■ Job
Extract the lines from the one containing "Enumerate the UI" to the one containing "svg-text:4,000: 4,000: [34, 82, 62, 94]", inclusive, and repeat them exactly.

■ Material for this exercise
══════════════════════════════

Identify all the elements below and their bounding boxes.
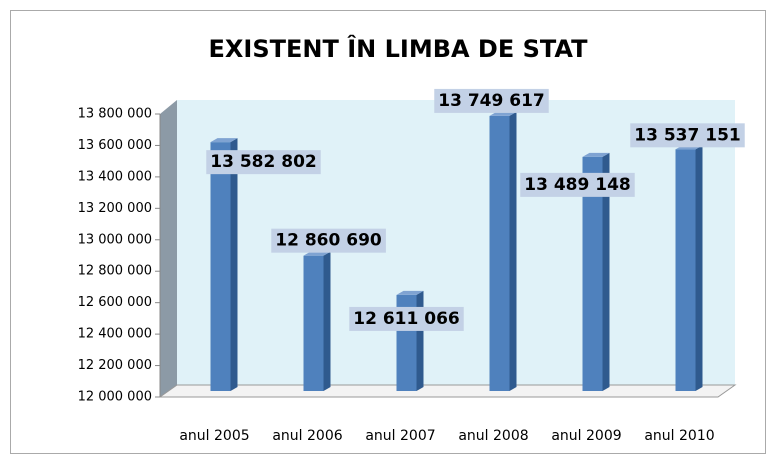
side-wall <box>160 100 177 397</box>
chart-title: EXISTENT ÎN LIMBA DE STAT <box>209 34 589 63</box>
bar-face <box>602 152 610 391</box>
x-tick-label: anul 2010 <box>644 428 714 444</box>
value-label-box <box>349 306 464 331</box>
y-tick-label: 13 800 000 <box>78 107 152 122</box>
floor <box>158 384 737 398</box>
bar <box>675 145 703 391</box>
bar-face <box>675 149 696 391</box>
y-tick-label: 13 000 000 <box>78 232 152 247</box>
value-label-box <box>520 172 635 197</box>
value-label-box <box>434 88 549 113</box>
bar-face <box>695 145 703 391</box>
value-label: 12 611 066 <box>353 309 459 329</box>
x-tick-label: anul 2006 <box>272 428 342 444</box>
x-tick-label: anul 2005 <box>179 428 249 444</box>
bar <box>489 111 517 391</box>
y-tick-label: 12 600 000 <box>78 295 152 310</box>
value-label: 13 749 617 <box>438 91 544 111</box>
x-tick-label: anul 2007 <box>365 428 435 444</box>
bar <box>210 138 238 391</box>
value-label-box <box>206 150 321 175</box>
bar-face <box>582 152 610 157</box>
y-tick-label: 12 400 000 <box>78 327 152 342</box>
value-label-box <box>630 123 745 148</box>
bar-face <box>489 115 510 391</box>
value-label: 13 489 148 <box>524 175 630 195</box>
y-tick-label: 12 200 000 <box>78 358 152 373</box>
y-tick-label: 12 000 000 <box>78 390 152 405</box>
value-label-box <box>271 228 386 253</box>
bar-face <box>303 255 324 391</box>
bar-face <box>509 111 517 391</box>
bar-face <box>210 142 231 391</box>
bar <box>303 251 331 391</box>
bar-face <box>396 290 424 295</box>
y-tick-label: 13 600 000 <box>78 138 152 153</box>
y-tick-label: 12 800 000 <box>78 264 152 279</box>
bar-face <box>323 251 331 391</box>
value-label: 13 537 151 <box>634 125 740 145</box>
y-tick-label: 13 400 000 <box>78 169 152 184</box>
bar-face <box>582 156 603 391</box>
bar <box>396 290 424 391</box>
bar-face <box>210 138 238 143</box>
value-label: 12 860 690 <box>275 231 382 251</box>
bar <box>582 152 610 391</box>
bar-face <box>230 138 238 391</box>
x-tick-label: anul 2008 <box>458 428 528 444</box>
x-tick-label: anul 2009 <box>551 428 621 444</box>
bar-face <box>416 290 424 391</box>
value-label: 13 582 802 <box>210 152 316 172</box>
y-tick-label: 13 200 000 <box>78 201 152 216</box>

══════════════════════════════

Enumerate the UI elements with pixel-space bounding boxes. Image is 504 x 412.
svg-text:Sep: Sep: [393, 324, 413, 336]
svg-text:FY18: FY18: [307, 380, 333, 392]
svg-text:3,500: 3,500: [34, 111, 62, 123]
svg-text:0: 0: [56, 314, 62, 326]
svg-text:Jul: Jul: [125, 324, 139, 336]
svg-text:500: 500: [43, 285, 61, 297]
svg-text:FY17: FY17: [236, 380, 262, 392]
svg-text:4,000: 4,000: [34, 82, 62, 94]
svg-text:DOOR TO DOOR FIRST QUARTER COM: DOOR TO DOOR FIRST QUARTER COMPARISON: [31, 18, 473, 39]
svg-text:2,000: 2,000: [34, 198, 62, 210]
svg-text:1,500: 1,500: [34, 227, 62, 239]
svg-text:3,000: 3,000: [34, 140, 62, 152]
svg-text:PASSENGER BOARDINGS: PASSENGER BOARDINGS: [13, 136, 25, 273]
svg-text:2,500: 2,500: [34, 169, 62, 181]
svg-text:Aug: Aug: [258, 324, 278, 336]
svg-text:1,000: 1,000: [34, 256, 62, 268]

══════════════════════════════

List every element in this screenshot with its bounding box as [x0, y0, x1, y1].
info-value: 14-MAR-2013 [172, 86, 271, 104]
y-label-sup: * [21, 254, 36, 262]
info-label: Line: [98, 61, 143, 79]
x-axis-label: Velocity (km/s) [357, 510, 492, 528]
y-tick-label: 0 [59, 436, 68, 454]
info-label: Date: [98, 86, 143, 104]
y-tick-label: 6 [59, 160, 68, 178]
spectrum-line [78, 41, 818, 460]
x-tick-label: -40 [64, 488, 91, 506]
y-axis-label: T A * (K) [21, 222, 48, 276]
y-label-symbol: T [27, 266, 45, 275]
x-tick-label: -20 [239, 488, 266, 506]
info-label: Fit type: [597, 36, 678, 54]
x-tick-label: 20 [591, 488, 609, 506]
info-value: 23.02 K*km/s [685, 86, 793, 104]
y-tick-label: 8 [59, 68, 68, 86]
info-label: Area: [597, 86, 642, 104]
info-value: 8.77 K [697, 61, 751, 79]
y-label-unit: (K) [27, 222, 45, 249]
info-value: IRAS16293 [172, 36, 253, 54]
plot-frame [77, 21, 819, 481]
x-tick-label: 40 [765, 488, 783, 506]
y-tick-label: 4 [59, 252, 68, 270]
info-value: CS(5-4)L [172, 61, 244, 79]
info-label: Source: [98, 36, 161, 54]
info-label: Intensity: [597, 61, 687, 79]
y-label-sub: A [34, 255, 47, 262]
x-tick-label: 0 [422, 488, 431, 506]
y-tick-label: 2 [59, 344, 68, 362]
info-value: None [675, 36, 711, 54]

══════════════════════════════

■ Result of the task
Enumerate the UI elements with pixel-space bounding boxes. Image is 504 x 412.
svg-text:Sep: Sep: [393, 324, 413, 336]
svg-text:FY18: FY18: [307, 380, 333, 392]
svg-text:3,500: 3,500: [34, 111, 62, 123]
svg-text:0: 0: [56, 314, 62, 326]
svg-text:Jul: Jul: [125, 324, 139, 336]
svg-text:500: 500: [43, 285, 61, 297]
svg-text:FY17: FY17: [236, 380, 262, 392]
svg-text:4,000: 4,000: [34, 82, 62, 94]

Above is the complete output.